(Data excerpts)
* Start *

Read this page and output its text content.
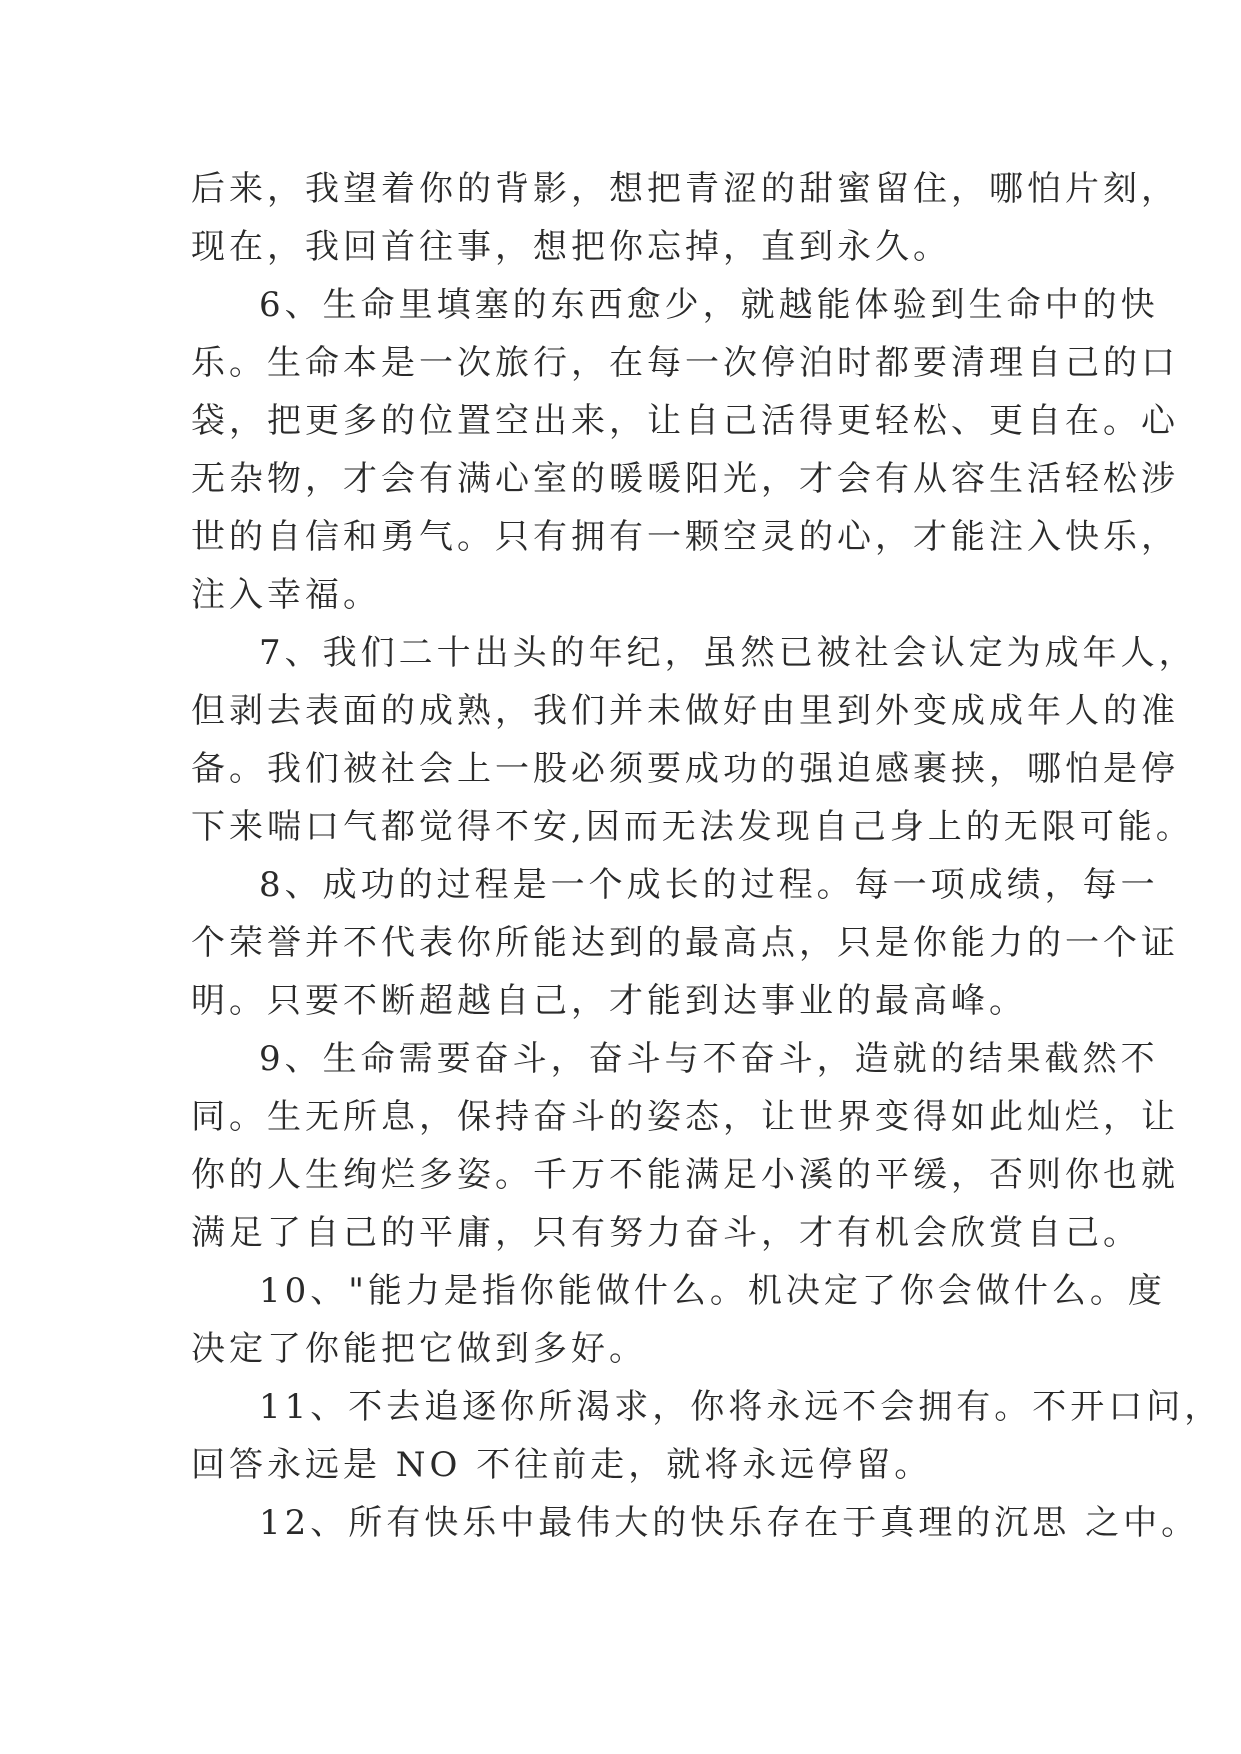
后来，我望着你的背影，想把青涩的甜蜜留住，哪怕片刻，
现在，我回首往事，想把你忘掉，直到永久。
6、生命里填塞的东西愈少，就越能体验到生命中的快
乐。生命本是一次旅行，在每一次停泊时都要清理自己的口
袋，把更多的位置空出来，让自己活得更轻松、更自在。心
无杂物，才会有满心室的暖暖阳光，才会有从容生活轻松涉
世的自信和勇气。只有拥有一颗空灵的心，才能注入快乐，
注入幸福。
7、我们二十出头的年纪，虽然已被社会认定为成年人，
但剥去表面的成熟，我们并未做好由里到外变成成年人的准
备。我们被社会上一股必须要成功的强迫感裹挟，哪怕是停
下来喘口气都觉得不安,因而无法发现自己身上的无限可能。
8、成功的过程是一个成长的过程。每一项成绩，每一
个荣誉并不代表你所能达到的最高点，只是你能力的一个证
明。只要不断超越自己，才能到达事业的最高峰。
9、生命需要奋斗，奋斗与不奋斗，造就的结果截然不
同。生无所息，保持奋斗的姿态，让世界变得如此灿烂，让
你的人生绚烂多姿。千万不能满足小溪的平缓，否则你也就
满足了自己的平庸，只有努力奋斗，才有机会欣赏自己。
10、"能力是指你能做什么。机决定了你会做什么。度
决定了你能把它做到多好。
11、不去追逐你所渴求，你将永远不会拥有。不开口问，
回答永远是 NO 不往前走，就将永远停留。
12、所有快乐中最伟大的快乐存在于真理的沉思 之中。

* End *

Request — Without the pictures, write out all of the material exactly.

Complete response —
Read this page and output its text content.
后来，我望着你的背影，想把青涩的甜蜜留住，哪怕片刻，
现在，我回首往事，想把你忘掉，直到永久。
6、生命里填塞的东西愈少，就越能体验到生命中的快
乐。生命本是一次旅行，在每一次停泊时都要清理自己的口
袋，把更多的位置空出来，让自己活得更轻松、更自在。心
无杂物，才会有满心室的暖暖阳光，才会有从容生活轻松涉
世的自信和勇气。只有拥有一颗空灵的心，才能注入快乐，
注入幸福。
7、我们二十出头的年纪，虽然已被社会认定为成年人，
但剥去表面的成熟，我们并未做好由里到外变成成年人的准
备。我们被社会上一股必须要成功的强迫感裹挟，哪怕是停
下来喘口气都觉得不安,因而无法发现自己身上的无限可能。
8、成功的过程是一个成长的过程。每一项成绩，每一
个荣誉并不代表你所能达到的最高点，只是你能力的一个证
明。只要不断超越自己，才能到达事业的最高峰。
9、生命需要奋斗，奋斗与不奋斗，造就的结果截然不
同。生无所息，保持奋斗的姿态，让世界变得如此灿烂，让
你的人生绚烂多姿。千万不能满足小溪的平缓，否则你也就
满足了自己的平庸，只有努力奋斗，才有机会欣赏自己。
10、"能力是指你能做什么。机决定了你会做什么。度
决定了你能把它做到多好。
11、不去追逐你所渴求，你将永远不会拥有。不开口问，
回答永远是 NO 不往前走，就将永远停留。
12、所有快乐中最伟大的快乐存在于真理的沉思 之中。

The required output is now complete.